═════ 原文节选 ═════

在我国民族文化产业的发展过程中,由于在理论和实践中对其主体认识的不足和偏差,而引发了诸多问题。民族文化产业应该以少数民族劳动者为劳动主体向消费者提供承载着鲜明民族文化特色的具有精神效用的商品或服务的产业。少数民族劳动者作为文化和劳动的主体也应当是民族文化产业的主体。发展民族文化产业,应以明确和实现少数民族劳动者在其中主体地位为原则和指导,合作制或股份合作制是恰当的选择。

民族文化产业;劳动者;主体;合作制

在2008年金融危机影响还未消除的今天,发展文化产业,促进居民消费,是中国经济实现转型升级的必然选择。对发达地区如此,对于欠发达的民族地区而言,民族文化产业更是广大民族地区全面实现小康社会的战略性产业。然而无论是民族文化产业发展成果丰硕的云南省、广西自治区,还是发展缓慢滞后的新疆、西藏等省区,普遍存在着各少数民族劳动者未能从民族文化产业中获得实实在在的利益、生活改变甚微的现象。其原因是多方面的,在此认为民族文化产业的定义不准确,致使各级政府及开发者对发展民族文化产业的认识有偏差,民族文化产业能给当地经济带来多少产值、开发者能从中获取多少利润被更多的关注,而民族文化产业发展中的主体——各少数民族劳动者的利益却被忽视。

一、文化及文化产业

中国古人所说的文化,是以道学、理学来训化、教化民众,是古代中国统治阶级文化的主要内容。汉子“文”,是其所象物乃事物的“理”或“道”。“化”,由人和匕组合而成,意为“变”。“文”和“化”连在一起指文治和教化,和“武功”相对。

═════ 原始数据 ═════

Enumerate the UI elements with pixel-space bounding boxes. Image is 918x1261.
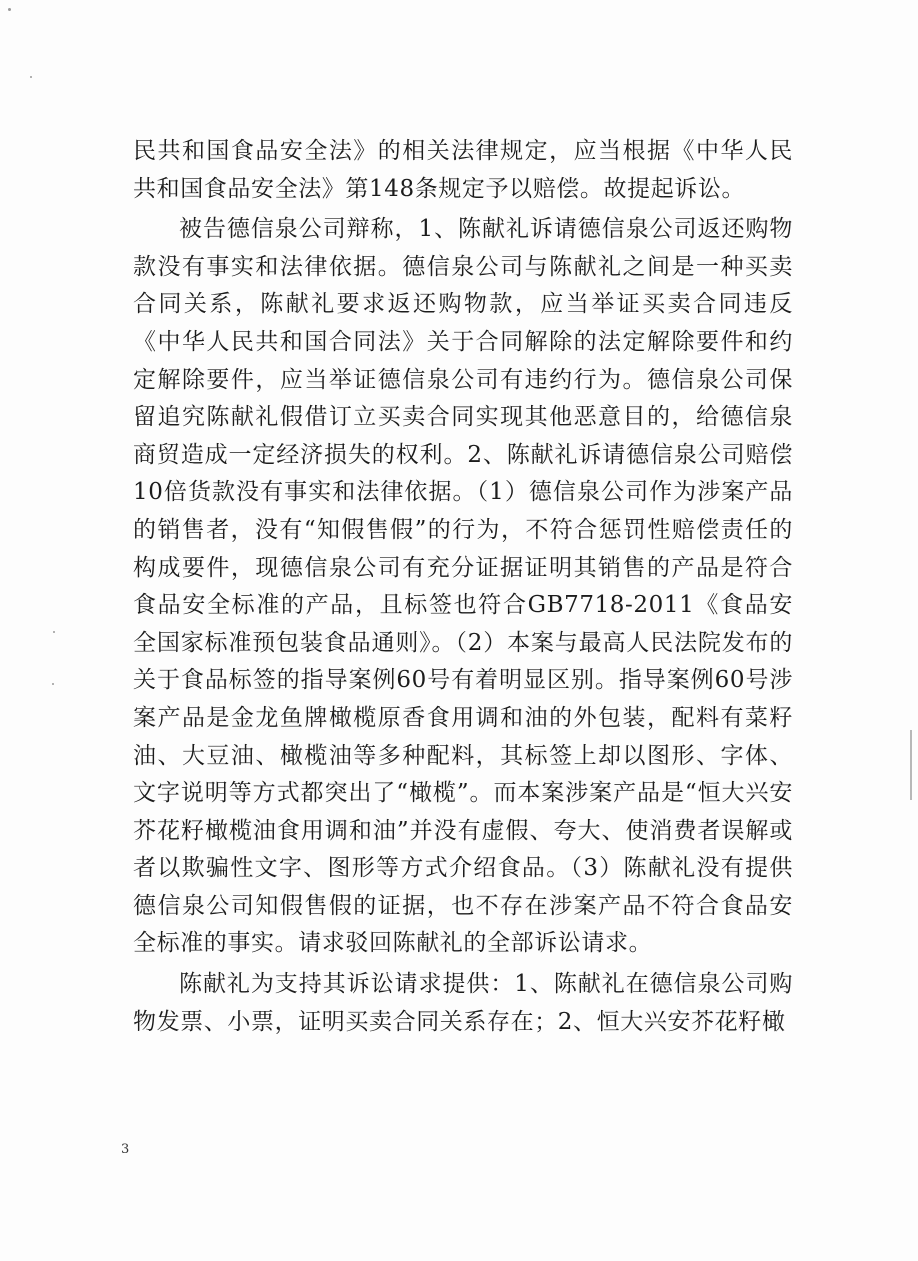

═════

** 练习任务 **
(A) 原文节选列出了哪些关键词?请全部写出。
(B) 能否原样输出原文节选中从“在2008年金融危机影响还未”到“数民族劳动者的利益却被忽视。”的这段文字?
(C) 原文节选的主要内容是什么?请用两句话概括。

** 参考答案 **
(A) 民族文化产业、劳动者、主体、合作制

(B)
在2008年金融危机影响还未消除的今天,发展文化产业,促进居民消费,是中国经济实现转型升级的必然选择。对发达地区如此,对于欠发达的民族地区而言,民族文化产业更是广大民族地区全面实现小康社会的战略性产业。然而无论是民族文化产业发展成果丰硕的云南省、广西自治区,还是发展缓慢滞后的新疆、西藏等省区,普遍存在着各少数民族劳动者未能从民族文化产业中获得实实在在的利益、生活改变甚微的现象。其原因是多方面的,在此认为民族文化产业的定义不准确,致使各级政府及开发者对发展民族文化产业的认识有偏差,民族文化产业能给当地经济带来多少产值、开发者能从中获取多少利润被更多的关注,而民族文化产业发展中的主体——各少数民族劳动者的利益却被忽视。

(C) 民族文化产业应以少数民族劳动者为劳动主体，发展这一产业应以明确和实现他们的主体地位为原则，合作制或股份合作制是恰当的选择。由于民族文化产业的定义不准确，政府及开发者更关注产值和利润，各少数民族劳动者的利益却被忽视。